▶ _Task goal_
Write the material out again exactly.

▶ _Given data_
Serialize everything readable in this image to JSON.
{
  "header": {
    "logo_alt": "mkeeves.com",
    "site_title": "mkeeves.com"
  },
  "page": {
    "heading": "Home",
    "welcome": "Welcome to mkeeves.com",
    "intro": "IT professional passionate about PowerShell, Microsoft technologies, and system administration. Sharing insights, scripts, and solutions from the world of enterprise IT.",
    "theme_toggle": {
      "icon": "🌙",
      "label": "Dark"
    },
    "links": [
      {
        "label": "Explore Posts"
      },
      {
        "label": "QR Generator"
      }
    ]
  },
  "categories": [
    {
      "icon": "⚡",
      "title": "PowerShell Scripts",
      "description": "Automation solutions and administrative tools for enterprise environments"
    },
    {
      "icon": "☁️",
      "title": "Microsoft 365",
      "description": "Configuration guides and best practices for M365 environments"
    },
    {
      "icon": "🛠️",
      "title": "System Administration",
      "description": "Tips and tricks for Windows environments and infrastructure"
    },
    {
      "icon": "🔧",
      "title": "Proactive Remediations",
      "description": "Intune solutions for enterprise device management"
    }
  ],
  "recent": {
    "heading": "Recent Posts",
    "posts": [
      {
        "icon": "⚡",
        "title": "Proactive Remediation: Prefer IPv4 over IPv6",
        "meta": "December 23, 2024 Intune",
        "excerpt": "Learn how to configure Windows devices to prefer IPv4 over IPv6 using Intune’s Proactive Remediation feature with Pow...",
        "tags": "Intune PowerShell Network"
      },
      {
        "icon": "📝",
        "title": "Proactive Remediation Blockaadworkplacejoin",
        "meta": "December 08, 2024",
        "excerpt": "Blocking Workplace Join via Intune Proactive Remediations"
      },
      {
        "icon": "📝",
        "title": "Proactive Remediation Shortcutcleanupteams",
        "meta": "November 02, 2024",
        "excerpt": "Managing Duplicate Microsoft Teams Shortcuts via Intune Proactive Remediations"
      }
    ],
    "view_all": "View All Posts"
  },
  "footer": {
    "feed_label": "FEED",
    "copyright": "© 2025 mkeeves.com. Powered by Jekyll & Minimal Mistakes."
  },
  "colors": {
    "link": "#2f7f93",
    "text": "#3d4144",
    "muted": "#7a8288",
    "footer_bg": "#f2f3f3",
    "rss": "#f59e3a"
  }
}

▶ _Output_
Serialize everything readable in this image to JSON.
{
  "header": {
    "logo_alt": "mkeeves.com",
    "site_title": "mkeeves.com"
  },
  "page": {
    "heading": "Home",
    "welcome": "Welcome to mkeeves.com",
    "intro": "IT professional passionate about PowerShell, Microsoft technologies, and system administration. Sharing insights, scripts, and solutions from the world of enterprise IT.",
    "theme_toggle": {
      "icon": "🌙",
      "label": "Dark"
    },
    "links": [
      {
        "label": "Explore Posts"
      },
      {
        "label": "QR Generator"
      }
    ]
  },
  "categories": [
    {
      "icon": "⚡",
      "title": "PowerShell Scripts",
      "description": "Automation solutions and administrative tools for enterprise environments"
    },
    {
      "icon": "☁️",
      "title": "Microsoft 365",
      "description": "Configuration guides and best practices for M365 environments"
    },
    {
      "icon": "🛠️",
      "title": "System Administration",
      "description": "Tips and tricks for Windows environments and infrastructure"
    },
    {
      "icon": "🔧",
      "title": "Proactive Remediations",
      "description": "Intune solutions for enterprise device management"
    }
  ],
  "recent": {
    "heading": "Recent Posts",
    "posts": [
      {
        "icon": "⚡",
        "title": "Proactive Remediation: Prefer IPv4 over IPv6",
        "meta": "December 23, 2024 Intune",
        "excerpt": "Learn how to configure Windows devices to prefer IPv4 over IPv6 using Intune’s Proactive Remediation feature with Pow...",
        "tags": "Intune PowerShell Network"
      },
      {
        "icon": "📝",
        "title": "Proactive Remediation Blockaadworkplacejoin",
        "meta": "December 08, 2024",
        "excerpt": "Blocking Workplace Join via Intune Proactive Remediations"
      },
      {
        "icon": "📝",
        "title": "Proactive Remediation Shortcutcleanupteams",
        "meta": "November 02, 2024",
        "excerpt": "Managing Duplicate Microsoft Teams Shortcuts via Intune Proactive Remediations"
      }
    ],
    "view_all": "View All Posts"
  },
  "footer": {
    "feed_label": "FEED",
    "copyright": "© 2025 mkeeves.com. Powered by Jekyll & Minimal Mistakes."
  },
  "colors": {
    "link": "#2f7f93",
    "text": "#3d4144",
    "muted": "#7a8288",
    "footer_bg": "#f2f3f3",
    "rss": "#f59e3a"
  }
}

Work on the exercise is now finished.